**SUPPLIED INFORMATION**:
⁂
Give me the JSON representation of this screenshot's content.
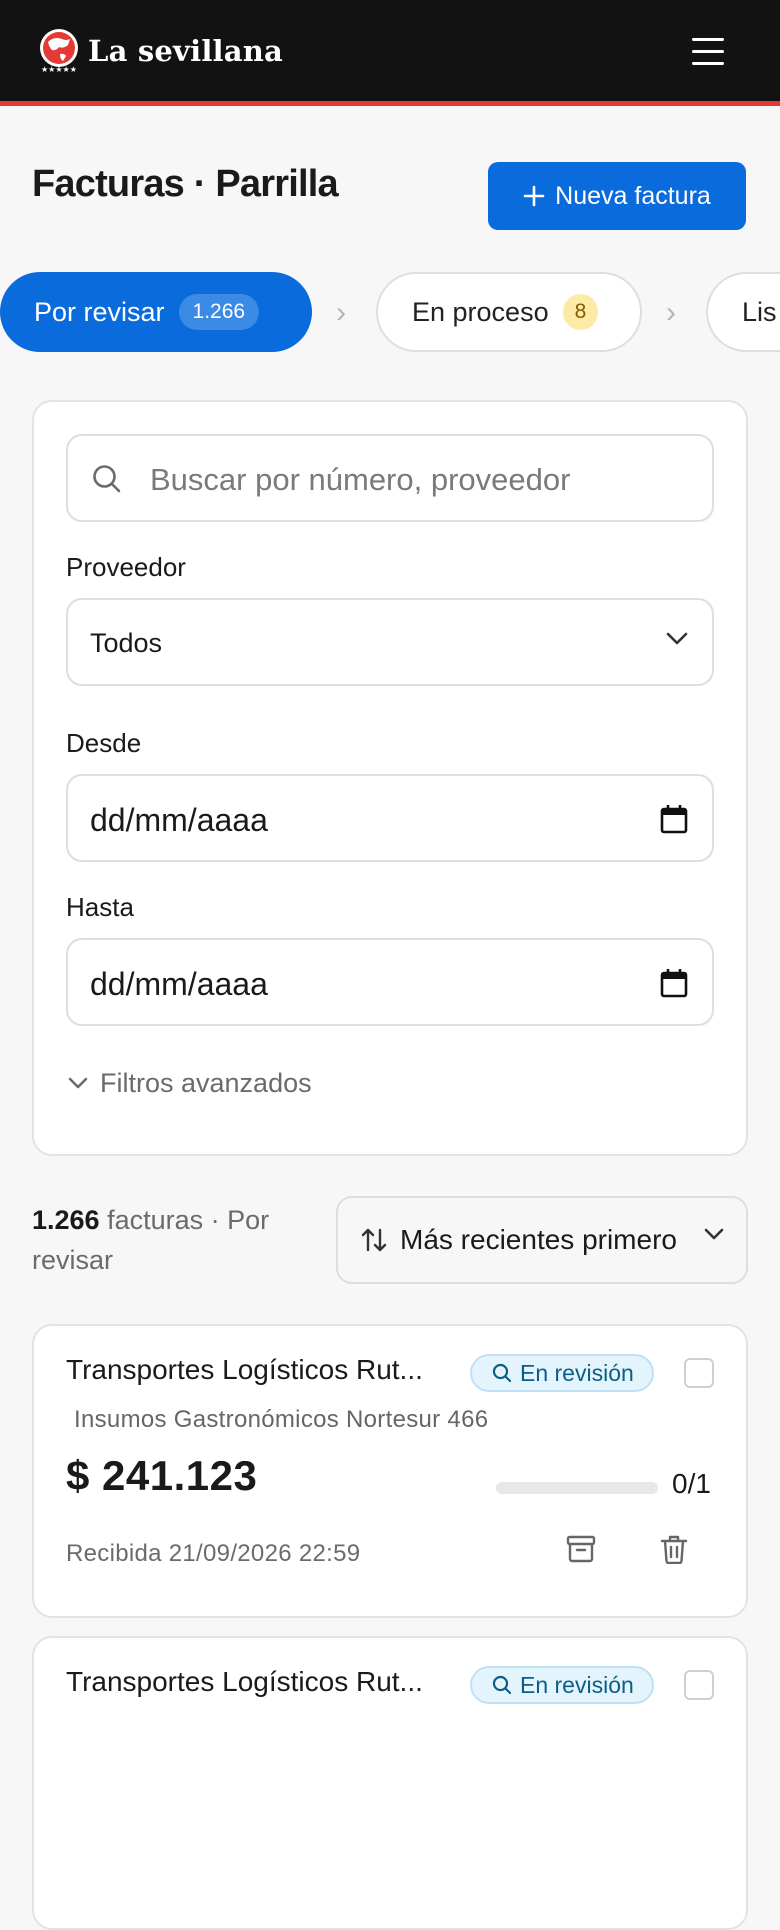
{
  "header": {
    "brand": "La sevillana",
    "logo_icon": "globe-logo-icon",
    "menu_icon": "hamburger-menu-icon"
  },
  "page": {
    "title": "Facturas · Parrilla",
    "new_button": "Nueva factura"
  },
  "tabs": [
    {
      "label": "Por revisar",
      "count": "1.266",
      "active": true
    },
    {
      "label": "En proceso",
      "count": "8",
      "active": false
    },
    {
      "label": "Lis",
      "active": false
    }
  ],
  "filters": {
    "search_placeholder": "Buscar por número, proveedor",
    "provider_label": "Proveedor",
    "provider_value": "Todos",
    "from_label": "Desde",
    "from_value": "dd/mm/aaaa",
    "to_label": "Hasta",
    "to_value": "dd/mm/aaaa",
    "advanced_label": "Filtros avanzados"
  },
  "results": {
    "count": "1.266",
    "suffix": "facturas · Por revisar",
    "sort_label": "Más recientes primero"
  },
  "invoices": [
    {
      "title": "Transportes Logísticos Rut...",
      "status": "En revisión",
      "subtitle": "Insumos Gastronómicos Nortesur 466",
      "amount": "$ 241.123",
      "progress_label": "0/1",
      "progress_fraction": 0,
      "received": "Recibida 21/09/2026 22:59"
    },
    {
      "title": "Transportes Logísticos Rut...",
      "status": "En revisión"
    }
  ],
  "colors": {
    "primary": "#0a6bdc",
    "header_bg": "#121212",
    "header_accent": "#e53935",
    "status_bg": "#e4f4fd"
  }
}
⁂
**REQUEST**:
Copy every line from the entries that contains the word "revisión".

**CORRECT OUTPUT**:
      "status": "En revisión",
      "status": "En revisión"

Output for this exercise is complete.